▶ [What is expected]
The listing below should be copied in full, word for word.

** Start of Task inputs **

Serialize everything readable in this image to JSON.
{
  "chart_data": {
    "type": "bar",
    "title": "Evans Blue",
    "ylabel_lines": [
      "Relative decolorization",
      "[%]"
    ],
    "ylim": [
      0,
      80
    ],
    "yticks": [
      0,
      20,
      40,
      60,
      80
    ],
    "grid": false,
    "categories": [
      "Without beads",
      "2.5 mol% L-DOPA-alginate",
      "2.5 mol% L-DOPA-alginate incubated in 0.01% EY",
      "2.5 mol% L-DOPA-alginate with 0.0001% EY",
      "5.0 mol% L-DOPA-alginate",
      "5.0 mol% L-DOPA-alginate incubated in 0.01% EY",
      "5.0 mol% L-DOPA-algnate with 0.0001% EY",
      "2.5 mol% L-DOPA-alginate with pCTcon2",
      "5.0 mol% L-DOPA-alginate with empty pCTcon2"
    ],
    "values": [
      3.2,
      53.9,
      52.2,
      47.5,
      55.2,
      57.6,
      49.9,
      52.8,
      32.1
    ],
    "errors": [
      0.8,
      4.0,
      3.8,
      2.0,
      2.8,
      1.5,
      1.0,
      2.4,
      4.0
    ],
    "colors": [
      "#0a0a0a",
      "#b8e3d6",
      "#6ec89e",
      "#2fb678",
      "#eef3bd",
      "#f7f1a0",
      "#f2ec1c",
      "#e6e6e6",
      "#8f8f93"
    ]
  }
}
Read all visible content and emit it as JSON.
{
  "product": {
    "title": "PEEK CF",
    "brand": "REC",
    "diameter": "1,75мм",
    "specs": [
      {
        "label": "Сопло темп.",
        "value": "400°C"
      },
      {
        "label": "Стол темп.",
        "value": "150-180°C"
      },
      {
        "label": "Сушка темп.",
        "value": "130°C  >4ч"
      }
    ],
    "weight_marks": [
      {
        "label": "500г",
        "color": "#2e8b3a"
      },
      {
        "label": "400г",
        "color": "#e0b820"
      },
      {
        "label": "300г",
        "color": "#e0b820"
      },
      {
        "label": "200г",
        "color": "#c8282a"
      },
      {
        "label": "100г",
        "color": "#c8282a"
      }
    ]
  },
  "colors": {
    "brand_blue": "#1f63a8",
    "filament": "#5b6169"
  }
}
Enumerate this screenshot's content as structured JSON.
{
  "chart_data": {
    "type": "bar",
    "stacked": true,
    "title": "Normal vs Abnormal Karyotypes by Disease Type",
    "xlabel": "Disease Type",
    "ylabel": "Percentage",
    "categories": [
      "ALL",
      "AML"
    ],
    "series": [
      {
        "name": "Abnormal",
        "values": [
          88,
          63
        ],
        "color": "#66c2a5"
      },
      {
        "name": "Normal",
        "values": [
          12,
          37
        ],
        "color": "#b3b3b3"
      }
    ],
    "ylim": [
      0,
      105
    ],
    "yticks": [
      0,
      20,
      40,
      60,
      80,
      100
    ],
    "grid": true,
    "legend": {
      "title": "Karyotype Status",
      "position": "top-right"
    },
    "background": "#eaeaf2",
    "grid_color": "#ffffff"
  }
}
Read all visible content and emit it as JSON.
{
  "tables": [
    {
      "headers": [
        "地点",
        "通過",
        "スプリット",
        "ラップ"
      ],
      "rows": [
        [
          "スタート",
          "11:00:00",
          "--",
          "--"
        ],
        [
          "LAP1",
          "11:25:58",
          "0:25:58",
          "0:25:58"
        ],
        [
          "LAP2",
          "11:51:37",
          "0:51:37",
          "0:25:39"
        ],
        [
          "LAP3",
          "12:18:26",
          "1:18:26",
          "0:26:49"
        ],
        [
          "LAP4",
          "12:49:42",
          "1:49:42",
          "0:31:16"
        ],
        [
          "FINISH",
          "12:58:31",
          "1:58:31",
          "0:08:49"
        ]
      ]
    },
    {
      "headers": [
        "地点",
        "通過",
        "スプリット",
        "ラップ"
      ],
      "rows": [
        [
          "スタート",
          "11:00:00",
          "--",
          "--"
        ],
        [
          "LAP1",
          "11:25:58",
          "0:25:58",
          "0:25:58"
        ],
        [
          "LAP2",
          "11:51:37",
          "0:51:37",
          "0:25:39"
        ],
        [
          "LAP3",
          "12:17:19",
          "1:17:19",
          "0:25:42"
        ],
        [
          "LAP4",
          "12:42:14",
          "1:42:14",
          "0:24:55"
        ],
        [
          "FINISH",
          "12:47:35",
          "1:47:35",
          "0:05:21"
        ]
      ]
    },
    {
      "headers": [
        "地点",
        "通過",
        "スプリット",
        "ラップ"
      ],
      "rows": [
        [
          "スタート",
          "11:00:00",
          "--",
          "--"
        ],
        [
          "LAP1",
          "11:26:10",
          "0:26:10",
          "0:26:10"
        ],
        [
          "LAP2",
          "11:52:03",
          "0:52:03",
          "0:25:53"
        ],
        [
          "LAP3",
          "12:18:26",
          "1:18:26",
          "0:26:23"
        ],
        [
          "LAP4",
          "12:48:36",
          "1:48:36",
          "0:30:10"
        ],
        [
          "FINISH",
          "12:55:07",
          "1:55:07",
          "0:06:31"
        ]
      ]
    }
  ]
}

** End of Task inputs **

▶ [The answer]
Serialize everything readable in this image to JSON.
{
  "chart_data": {
    "type": "bar",
    "title": "Evans Blue",
    "ylabel_lines": [
      "Relative decolorization",
      "[%]"
    ],
    "ylim": [
      0,
      80
    ],
    "yticks": [
      0,
      20,
      40,
      60,
      80
    ],
    "grid": false,
    "categories": [
      "Without beads",
      "2.5 mol% L-DOPA-alginate",
      "2.5 mol% L-DOPA-alginate incubated in 0.01% EY",
      "2.5 mol% L-DOPA-alginate with 0.0001% EY",
      "5.0 mol% L-DOPA-alginate",
      "5.0 mol% L-DOPA-alginate incubated in 0.01% EY",
      "5.0 mol% L-DOPA-algnate with 0.0001% EY",
      "2.5 mol% L-DOPA-alginate with pCTcon2",
      "5.0 mol% L-DOPA-alginate with empty pCTcon2"
    ],
    "values": [
      3.2,
      53.9,
      52.2,
      47.5,
      55.2,
      57.6,
      49.9,
      52.8,
      32.1
    ],
    "errors": [
      0.8,
      4.0,
      3.8,
      2.0,
      2.8,
      1.5,
      1.0,
      2.4,
      4.0
    ],
    "colors": [
      "#0a0a0a",
      "#b8e3d6",
      "#6ec89e",
      "#2fb678",
      "#eef3bd",
      "#f7f1a0",
      "#f2ec1c",
      "#e6e6e6",
      "#8f8f93"
    ]
  }
}
Read all visible content and emit it as JSON.
{
  "product": {
    "title": "PEEK CF",
    "brand": "REC",
    "diameter": "1,75мм",
    "specs": [
      {
        "label": "Сопло темп.",
        "value": "400°C"
      },
      {
        "label": "Стол темп.",
        "value": "150-180°C"
      },
      {
        "label": "Сушка темп.",
        "value": "130°C  >4ч"
      }
    ],
    "weight_marks": [
      {
        "label": "500г",
        "color": "#2e8b3a"
      },
      {
        "label": "400г",
        "color": "#e0b820"
      },
      {
        "label": "300г",
        "color": "#e0b820"
      },
      {
        "label": "200г",
        "color": "#c8282a"
      },
      {
        "label": "100г",
        "color": "#c8282a"
      }
    ]
  },
  "colors": {
    "brand_blue": "#1f63a8",
    "filament": "#5b6169"
  }
}
Enumerate this screenshot's content as structured JSON.
{
  "chart_data": {
    "type": "bar",
    "stacked": true,
    "title": "Normal vs Abnormal Karyotypes by Disease Type",
    "xlabel": "Disease Type",
    "ylabel": "Percentage",
    "categories": [
      "ALL",
      "AML"
    ],
    "series": [
      {
        "name": "Abnormal",
        "values": [
          88,
          63
        ],
        "color": "#66c2a5"
      },
      {
        "name": "Normal",
        "values": [
          12,
          37
        ],
        "color": "#b3b3b3"
      }
    ],
    "ylim": [
      0,
      105
    ],
    "yticks": [
      0,
      20,
      40,
      60,
      80,
      100
    ],
    "grid": true,
    "legend": {
      "title": "Karyotype Status",
      "position": "top-right"
    },
    "background": "#eaeaf2",
    "grid_color": "#ffffff"
  }
}
Read all visible content and emit it as JSON.
{
  "tables": [
    {
      "headers": [
        "地点",
        "通過",
        "スプリット",
        "ラップ"
      ],
      "rows": [
        [
          "スタート",
          "11:00:00",
          "--",
          "--"
        ],
        [
          "LAP1",
          "11:25:58",
          "0:25:58",
          "0:25:58"
        ],
        [
          "LAP2",
          "11:51:37",
          "0:51:37",
          "0:25:39"
        ],
        [
          "LAP3",
          "12:18:26",
          "1:18:26",
          "0:26:49"
        ],
        [
          "LAP4",
          "12:49:42",
          "1:49:42",
          "0:31:16"
        ],
        [
          "FINISH",
          "12:58:31",
          "1:58:31",
          "0:08:49"
        ]
      ]
    },
    {
      "headers": [
        "地点",
        "通過",
        "スプリット",
        "ラップ"
      ],
      "rows": [
        [
          "スタート",
          "11:00:00",
          "--",
          "--"
        ],
        [
          "LAP1",
          "11:25:58",
          "0:25:58",
          "0:25:58"
        ],
        [
          "LAP2",
          "11:51:37",
          "0:51:37",
          "0:25:39"
        ],
        [
          "LAP3",
          "12:17:19",
          "1:17:19",
          "0:25:42"
        ],
        [
          "LAP4",
          "12:42:14",
          "1:42:14",
          "0:24:55"
        ],
        [
          "FINISH",
          "12:47:35",
          "1:47:35",
          "0:05:21"
        ]
      ]
    },
    {
      "headers": [
        "地点",
        "通過",
        "スプリット",
        "ラップ"
      ],
      "rows": [
        [
          "スタート",
          "11:00:00",
          "--",
          "--"
        ],
        [
          "LAP1",
          "11:26:10",
          "0:26:10",
          "0:26:10"
        ],
        [
          "LAP2",
          "11:52:03",
          "0:52:03",
          "0:25:53"
        ],
        [
          "LAP3",
          "12:18:26",
          "1:18:26",
          "0:26:23"
        ],
        [
          "LAP4",
          "12:48:36",
          "1:48:36",
          "0:30:10"
        ],
        [
          "FINISH",
          "12:55:07",
          "1:55:07",
          "0:06:31"
        ]
      ]
    }
  ]
}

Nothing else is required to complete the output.